Wybrany fragment
--*--

Nasza Loteria SR - pasek na kartach artykułów

MOKS Słoneczny Stok Białystok wykorzystał atut własnej hali i odprawił gdańskich akademików [ZDJĘCIA]

Jakub Laskowski
MOKS Słoneczny Stok Białystok (żółte koszulki) wciąż będzie miło wspominał starcia z gdańskimi akademikami
MOKS Słoneczny Stok Białystok (żółte koszulki) wciąż będzie miło wspominał starcia z gdańskimi akademikami Anatol Chomicz
Wielkie emocje są nieodłącznym elementem występów białostockich futsalistów MOKS Słoneczny Stok w tym sezonie ekstraklasy. Podlasianie w 14. kolejce pokonali u siebie 4:3 AZS UG Gdańsk.

Spotkanie w stolicy Podlasia było istotne dla układu tabeli. Zarówno MOKS, jak i gdańscy akademicy zajmują miejsca w dolnych rejonach, tyle że białostoczanie wciąż mają realną szansę na zakończenie rundy zasadniczej w grupie mistrzowskiej (miejsca 1-6). Podopieczni Adriana Citki chcieli więc wykorzystać atut własnej hali. Rola faworyta nie przestraszyła białostoczan, którzy zeszli z parkietu zwycięzcy, ale nie mogli być tego pewni do ostatniej syreny.

- Lubimy horrory - uśmiecha się zawodnik MOKS Mateusz Lisowski.

Na szczęście był to horror ze szczęśliwym zakończeniem dla gospodarzy. Zaczęło się źle, gdyż już w 6. minucie po trafieniu Tomasza Poźniaka prowadzenie objęli przyjezdni. Była to jedna z nielicznych groźnych akcji AZS w pierwszej połowie. Znacznie częściej pod bramką rywali grał MOKS, ale przeszkodą do umieszczenia piłki w siatce okazywała się nieskuteczność. Na szczęście, jeszcze przed przerwą, strzelecki impas złamał Lisowski, i to dwukrotnie. Oba zespoły na przerwę schodziły jednak przy wyniku 3:2. Na gola Mateusza Łukasiewicza (MOKS) odpowiedział Mateusz Wesserling (AZS).

--*--

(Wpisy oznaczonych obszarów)
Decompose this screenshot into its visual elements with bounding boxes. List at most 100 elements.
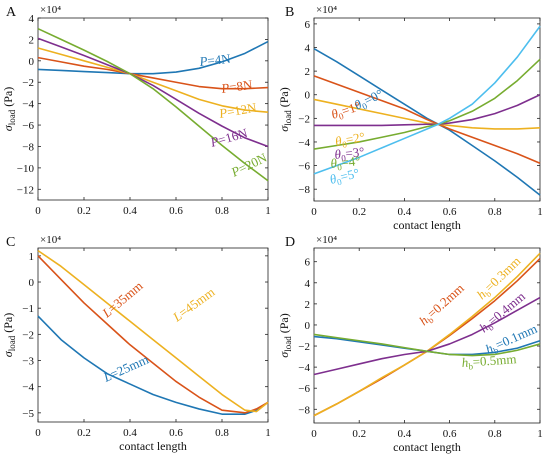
series-line [313, 58, 541, 150]
y-tick-label: −8 [22, 141, 34, 153]
panel-letter: B [285, 5, 294, 20]
series-label: θ0=1° [329, 98, 363, 123]
x-tick-label: 0 [35, 205, 41, 217]
panel-letter: D [285, 235, 295, 250]
series-line [313, 333, 541, 357]
y-tick-label: 4 [305, 43, 311, 55]
series-line [37, 255, 269, 414]
y-tick-label: −10 [17, 163, 35, 175]
x-tick-label: 0.4 [398, 428, 412, 440]
series-line [313, 75, 541, 164]
y-tick-label: 1 [29, 251, 35, 263]
panel-letter: C [6, 235, 15, 250]
y-tick-label: 0 [305, 320, 311, 332]
y-tick-label: −8 [298, 404, 310, 416]
y-tick-label: −4 [298, 137, 310, 149]
y-tick-label: −2 [298, 113, 310, 125]
x-tick-label: 1 [537, 206, 543, 218]
y-tick-label: −6 [22, 120, 34, 132]
svg-text:θ0=3°: θ0=3° [334, 144, 366, 164]
series-label: θ0=3° [334, 144, 366, 164]
axis-exponent: ×10⁴ [316, 4, 337, 16]
series-label: θ0=2° [334, 129, 366, 151]
y-tick-label: 2 [305, 66, 311, 78]
series-line [37, 56, 269, 90]
svg-text:hb=0.2mm: hb=0.2mm [416, 280, 468, 329]
x-tick-label: 0.6 [169, 427, 183, 439]
series-line [37, 37, 269, 148]
x-tick-label: 0.2 [77, 427, 91, 439]
y-tick-label: −1 [22, 303, 34, 315]
y-tick-label: 4 [29, 13, 35, 25]
svg-text:hb=0.5mm: hb=0.5mm [461, 351, 517, 372]
x-tick-label: 1 [265, 427, 271, 439]
y-tick-label: 2 [305, 299, 311, 311]
series-line [313, 25, 541, 175]
x-tick-label: 0.6 [443, 206, 457, 218]
axes-frame [313, 17, 541, 202]
panel-d: 0 0.2 0.4 0.6 0.8 1−8−6−4−20246hb=0.1mmhb=0.2… [277, 234, 543, 454]
series-label: P=8N [219, 77, 254, 96]
x-tick-label: 0.4 [123, 427, 137, 439]
series-label: hb=0.5mm [461, 351, 517, 372]
series-line [37, 40, 269, 75]
y-tick-label: 0 [29, 56, 35, 68]
x-tick-label: 0.8 [215, 205, 229, 217]
x-tick-label: 0 [311, 428, 317, 440]
axis-exponent: ×10⁴ [40, 234, 61, 246]
x-tick-label: 0.8 [488, 428, 502, 440]
x-tick-label: 0 [311, 206, 317, 218]
y-tick-label: 6 [305, 19, 311, 31]
axes-frame [37, 17, 269, 201]
svg-text:P=8N: P=8N [219, 77, 254, 96]
axes-frame [37, 247, 269, 423]
y-tick-label: −8 [298, 184, 310, 196]
axis-exponent: ×10⁴ [316, 234, 337, 246]
y-tick-label: −6 [298, 383, 310, 395]
svg-text:θ0=2°: θ0=2° [334, 129, 366, 151]
panel-c: 0 0.2 0.4 0.6 0.8 1−5−4−3−2−101L=25mmL=35mmL=… [1, 234, 271, 453]
svg-text:σload (Pa): σload (Pa) [277, 313, 293, 357]
axes-frame [313, 247, 541, 424]
y-tick-label: 0 [305, 90, 311, 102]
svg-text:σload (Pa): σload (Pa) [1, 87, 17, 131]
x-tick-label: 0.6 [169, 205, 183, 217]
series-line [37, 47, 269, 114]
x-tick-label: 0.8 [488, 206, 502, 218]
svg-text:σload (Pa): σload (Pa) [277, 87, 293, 131]
x-tick-label: 0.4 [123, 205, 137, 217]
axis-exponent: ×10⁴ [40, 4, 61, 16]
series-line [37, 315, 269, 415]
series-label: θ0=5° [328, 165, 361, 189]
x-axis-label: contact length [393, 440, 461, 454]
panel-a: 0 0.2 0.4 0.6 0.8 1 −12 −10 −8 −6 −4 −2 0 2 4 P=4N P=8N P… [1, 4, 271, 217]
y-tick-label: 2 [29, 34, 35, 46]
y-tick-label: 0 [29, 277, 35, 289]
x-tick-label: 0.4 [398, 206, 412, 218]
y-tick-label: −2 [22, 77, 34, 89]
svg-text:L=25mm: L=25mm [100, 352, 151, 386]
series-label: L=45mm [169, 284, 217, 325]
x-tick-label: 0.8 [215, 427, 229, 439]
y-tick-label: −4 [22, 382, 34, 394]
series-line [314, 94, 541, 127]
svg-text:θ0=1°: θ0=1° [329, 98, 363, 123]
series-label: P=4N [198, 51, 232, 69]
series-label: hb=0.2mm [416, 280, 468, 329]
y-tick-label: −2 [22, 329, 34, 341]
y-axis-label: σload (Pa) [1, 87, 17, 131]
series-label: θ0=4° [330, 153, 361, 172]
x-tick-label: 0 [35, 427, 41, 439]
x-tick-label: 0.6 [443, 428, 457, 440]
x-tick-label: 0.2 [352, 206, 366, 218]
y-axis-label: σload (Pa) [277, 87, 293, 131]
series-line [37, 249, 269, 413]
panel-b: 0 0.2 0.4 0.6 0.8 1−8−6−4−20246θ0=0°θ0=1°θ0=2… [277, 4, 543, 232]
svg-text:P=12N: P=12N [217, 100, 258, 122]
y-axis-label: σload (Pa) [277, 313, 293, 357]
svg-text:θ0=5°: θ0=5° [328, 165, 361, 189]
svg-text:L=45mm: L=45mm [169, 284, 217, 325]
panel-letter: A [6, 5, 17, 20]
y-axis-label: σload (Pa) [1, 313, 17, 357]
series-line [37, 27, 269, 182]
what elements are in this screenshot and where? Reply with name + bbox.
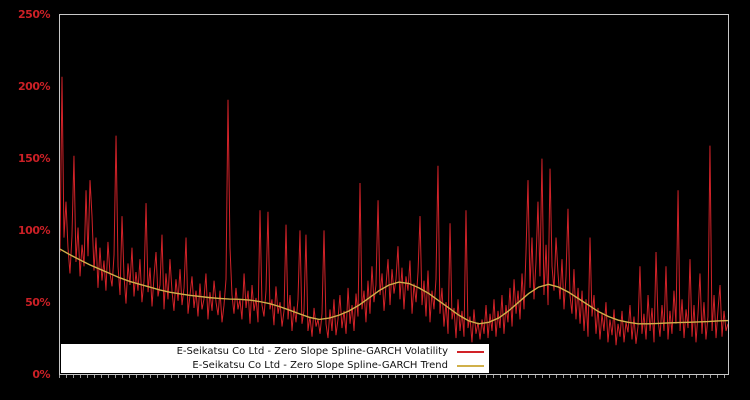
legend-line-sample-volatility <box>457 350 484 353</box>
y-tick-label-0: 0% <box>32 368 50 381</box>
y-axis: 250% 200% 150% 100% 50% 0% <box>0 0 52 400</box>
legend-label-trend: E-Seikatsu Co Ltd - Zero Slope Spline-GA… <box>192 360 448 371</box>
y-tick-label-200: 200% <box>18 80 50 93</box>
legend-item-volatility: E-Seikatsu Co Ltd - Zero Slope Spline-GA… <box>66 345 484 359</box>
legend: E-Seikatsu Co Ltd - Zero Slope Spline-GA… <box>61 344 489 373</box>
y-tick-label-100: 100% <box>18 224 50 237</box>
y-tick-label-150: 150% <box>18 152 50 165</box>
legend-line-sample-trend <box>457 364 484 367</box>
x-axis-minor-ticks <box>59 375 729 378</box>
y-tick-label-250: 250% <box>18 8 50 21</box>
plot-area <box>59 14 729 375</box>
y-tick-label-50: 50% <box>25 296 50 309</box>
legend-item-trend: E-Seikatsu Co Ltd - Zero Slope Spline-GA… <box>66 359 484 373</box>
volatility-line <box>60 76 728 346</box>
legend-label-volatility: E-Seikatsu Co Ltd - Zero Slope Spline-GA… <box>176 346 448 357</box>
trend-line <box>60 248 728 325</box>
chart-canvas <box>60 76 728 346</box>
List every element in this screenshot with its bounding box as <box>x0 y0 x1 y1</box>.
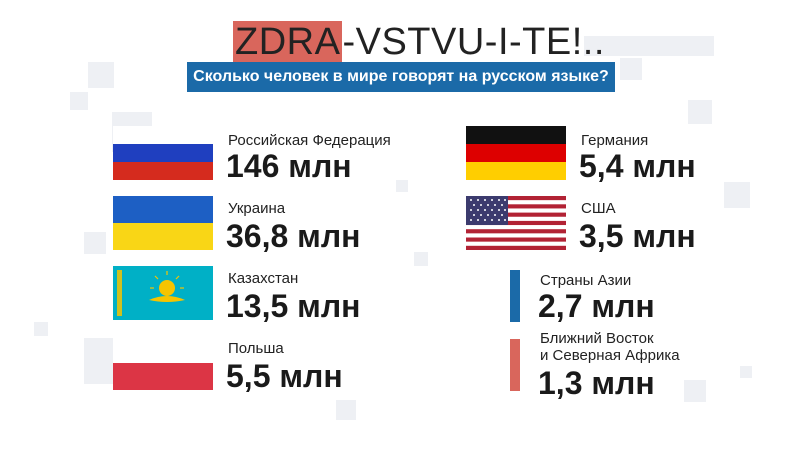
entry-value: 13,5 млн <box>226 288 361 324</box>
germany-flag-icon <box>466 126 566 180</box>
entry-value: 2,7 млн <box>538 288 655 324</box>
decor-square <box>740 366 752 378</box>
title-highlight: ZDRA <box>233 21 343 63</box>
decor-square <box>684 380 706 402</box>
entry-value: 36,8 млн <box>226 218 361 254</box>
decor-square <box>396 180 408 192</box>
page-title: ZDRA-VSTVU-I-TE!.. <box>233 20 605 64</box>
entry-label: Германия <box>581 132 649 149</box>
entry-label: Российская Федерация <box>228 132 391 149</box>
entry-value: 5,5 млн <box>226 358 343 394</box>
entry-value: 146 млн <box>226 148 352 184</box>
decor-square <box>620 58 642 80</box>
kazakhstan-flag-icon <box>113 266 213 320</box>
decor-square <box>724 182 750 208</box>
poland-flag-icon <box>113 336 213 390</box>
entry-label: Украина <box>228 200 286 217</box>
entry-label: и Северная Африка <box>540 347 680 364</box>
ukraine-flag-icon <box>113 196 213 250</box>
decor-square <box>336 400 356 420</box>
entry-value: 5,4 млн <box>579 148 696 184</box>
decor-square <box>84 232 106 254</box>
entry-value: 1,3 млн <box>538 365 655 401</box>
decor-square <box>88 62 114 88</box>
entry-label: США <box>581 200 616 217</box>
entry-label: Казахстан <box>228 270 299 287</box>
title-rest: -VSTVU-I-TE!.. <box>342 21 605 63</box>
entry-label: Польша <box>228 340 284 357</box>
entry-value: 3,5 млн <box>579 218 696 254</box>
asia-marker-bar <box>510 270 520 322</box>
decor-square <box>34 322 48 336</box>
decor-square <box>70 92 88 110</box>
entry-label: Страны Азии <box>540 272 632 289</box>
decor-square <box>414 252 428 266</box>
decor-square <box>584 36 714 56</box>
decor-square <box>688 100 712 124</box>
kazakhstan-emblem-icon <box>117 270 185 316</box>
subtitle-banner: Сколько человек в мире говорят на русско… <box>187 62 615 92</box>
mena-marker-bar <box>510 339 520 391</box>
usa-flag-icon <box>466 196 566 250</box>
russia-flag-icon <box>113 126 213 180</box>
entry-label: Ближний Восток <box>540 330 654 347</box>
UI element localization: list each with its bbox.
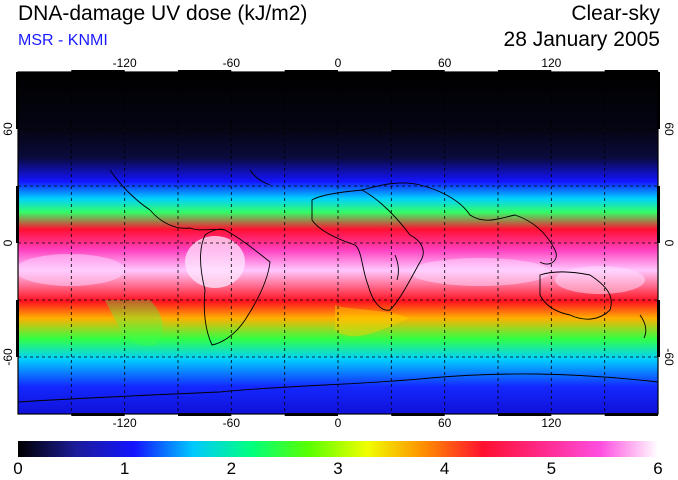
coast-madagascar [394, 254, 399, 281]
longitude-label-bottom: -120 [113, 416, 137, 430]
high-dose-patch-south-america [185, 236, 245, 288]
high-dose-patch-australia [555, 266, 645, 294]
latitude-label-left: -60 [1, 348, 15, 366]
longitude-label-top: 120 [541, 56, 561, 70]
longitude-label-bottom: 0 [335, 416, 342, 430]
colorbar-tick-label: 5 [547, 459, 556, 478]
latitude-label-left: 60 [1, 122, 15, 136]
frame-checker-sides [16, 72, 660, 357]
colorbar-labels: 0 1 2 3 4 5 6 [13, 459, 662, 478]
longitude-label-top: 60 [438, 56, 452, 70]
longitude-label-top: 0 [335, 56, 342, 70]
map-source: MSR - KNMI [18, 32, 108, 49]
sky-condition: Clear-sky [571, 2, 660, 25]
uv-field [18, 72, 658, 414]
latitude-label-right: 60 [662, 122, 676, 136]
colorbar-tick-label: 6 [653, 459, 662, 478]
latitude-labels-right: 60 0 -60 [662, 122, 676, 366]
frame-checker-bottom [71, 413, 658, 416]
latitude-label-right: 0 [662, 240, 676, 247]
coast-new-zealand [639, 314, 647, 339]
coast-south-america [200, 228, 271, 346]
coast-central-america [109, 169, 226, 231]
colorbar-tick-label: 1 [120, 459, 129, 478]
pacific-plume [105, 300, 163, 346]
coast-africa [311, 189, 424, 311]
longitude-label-bottom: -60 [223, 416, 241, 430]
colorbar-tick-label: 3 [333, 459, 342, 478]
latitude-label-right: -60 [662, 348, 676, 366]
colorbar-tick-label: 4 [440, 459, 449, 478]
high-dose-patch-indian-ocean [410, 258, 550, 286]
longitude-labels-top: -120 -60 0 60 120 [113, 56, 562, 70]
coast-antarctica [18, 373, 658, 403]
coastlines [18, 169, 658, 403]
longitude-labels-bottom: -120 -60 0 60 120 [113, 416, 562, 430]
map-date: 28 January 2005 [503, 28, 660, 51]
colorbar-tick-label: 0 [13, 459, 22, 478]
colorbar-tick-label: 2 [227, 459, 236, 478]
longitude-label-top: -120 [113, 56, 137, 70]
latitude-labels-left: 60 0 -60 [1, 122, 15, 366]
graticule [18, 72, 658, 414]
colorbar [18, 441, 658, 457]
frame-checker-top [71, 70, 658, 73]
map-frame [16, 70, 660, 416]
southern-africa-plume [335, 305, 410, 337]
coast-asia [361, 182, 557, 265]
coast-caribbean [249, 169, 271, 186]
longitude-label-bottom: 120 [541, 416, 561, 430]
high-dose-patch-pacific [18, 254, 125, 286]
longitude-label-top: -60 [223, 56, 241, 70]
axis-labels: -120 -60 0 60 120 -120 -60 0 60 120 60 0 -60 60 0 -6… [1, 56, 676, 430]
latitude-label-left: 0 [1, 239, 15, 246]
longitude-label-bottom: 60 [438, 416, 452, 430]
coast-australia [539, 271, 612, 320]
map-title: DNA-damage UV dose (kJ/m2) [18, 2, 308, 25]
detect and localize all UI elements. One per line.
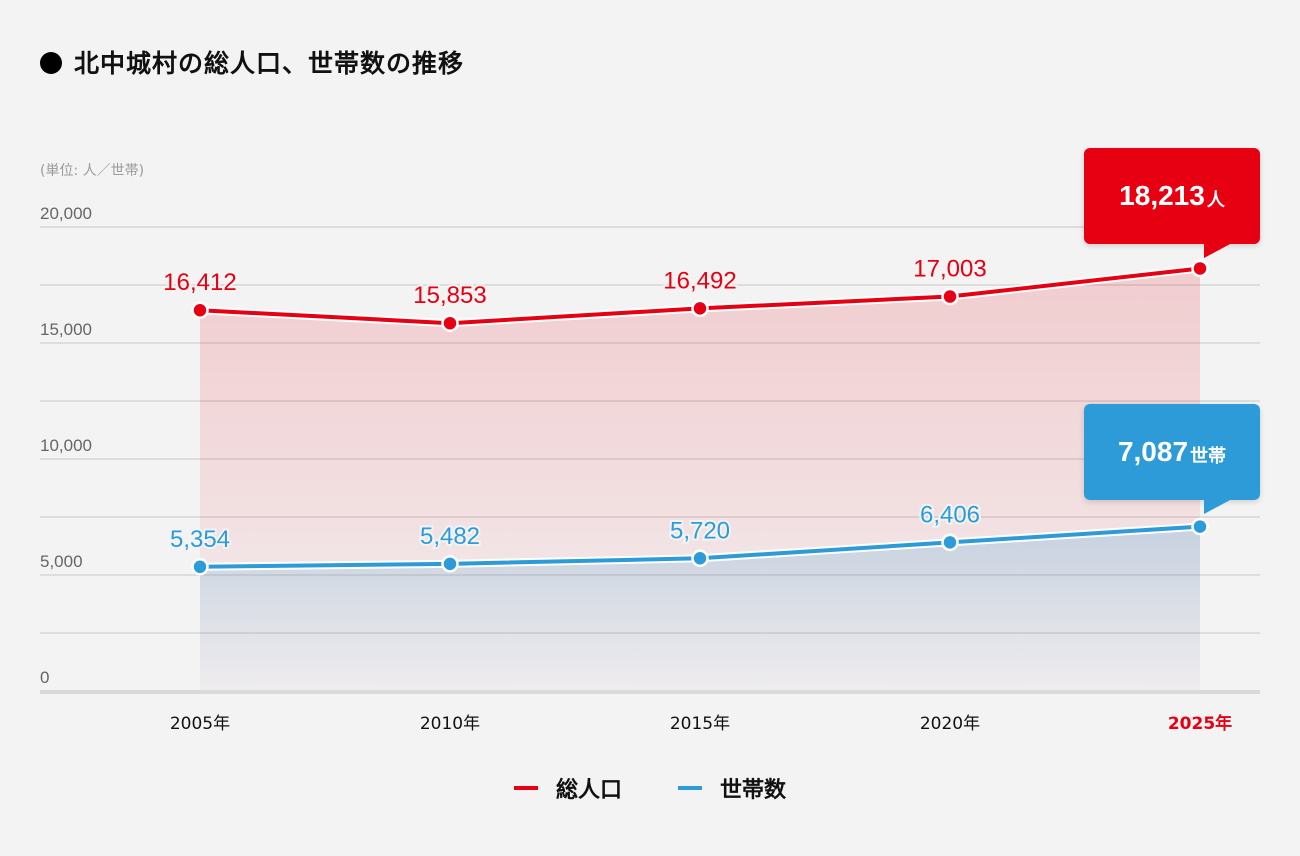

--*--

Do wykonania
A. Zmień w artykule o meczu MOKS z AZS UG Gdańsk „futsalistów” na „zawodników” i przytocz fragment zaczynający się od słów „MOKS Słoneczny Stok Białystok wykorzystał”, a kończący na „AZS UG Gdańsk.”.
B. Napisz dalszy ciąg artykułu o meczu MOKS Słoneczny Stok z AZS UG Gdańsk, zaczynając po jego ostatnim zdaniu.
Wiersze stanowią odrębny materiał, niezależny od artykułu.

Udzielone odpowiedzi
A.
MOKS Słoneczny Stok Białystok wykorzystał atut własnej hali i odprawił gdańskich akademików [ZDJĘCIA]

Jakub Laskowski
MOKS Słoneczny Stok Białystok (żółte koszulki) wciąż będzie miło wspominał starcia z gdańskimi akademikami
MOKS Słoneczny Stok Białystok (żółte koszulki) wciąż będzie miło wspominał starcia z gdańskimi akademikami Anatol Chomicz
Wielkie emocje są nieodłącznym elementem występów białostockich zawodników MOKS Słoneczny Stok w tym sezonie ekstraklasy. Podlasianie w 14. kolejce pokonali u siebie 4:3 AZS UG Gdańsk.

B.
- Rywale zdobywali bramki, gdy zupełnie się tego nie spodziewaliśmy. Trzeba przyznać, że szczęście się do nich uśmiechnęło w wielu momentach, ale koniec końców wygrał zespół lepszy - mówi grający trener MOKS Adrian Citko.

Zobacz też: Miedź - Jagiellonia 0:3: Oceniamy piłkarzy białostoczan po udanej inauguracji [GALERIA]

W drugiej części padły zaledwie dwie bramki, co nie zmienia faktu, że kibice byli świadkami równie emocjonujących 20 minut. Rywale przez dłuższy czas nie mogli przedrzeć się przez silne zasieki białostoczan i zmuszeni byli do wycofania bramkarza. Ryzyko nie opłaciło się, bowiem w 34. minucie po stracie przy wyprowadzeniu akcji, piłkę przejął Witalij Lisniczenko i dopełnił formalności. Trzydzieści sekund później przewaga ponownie zmniejszyła się do jednej bramki, po tym Jakub Domżalski pokonał Norberta Jendruczka strzałem z ostrego kąta. W końcówce MOKS mądrze się bronił i mimo wielkich starań AZS w ofensywie, rezultat nie uległ już zmianie.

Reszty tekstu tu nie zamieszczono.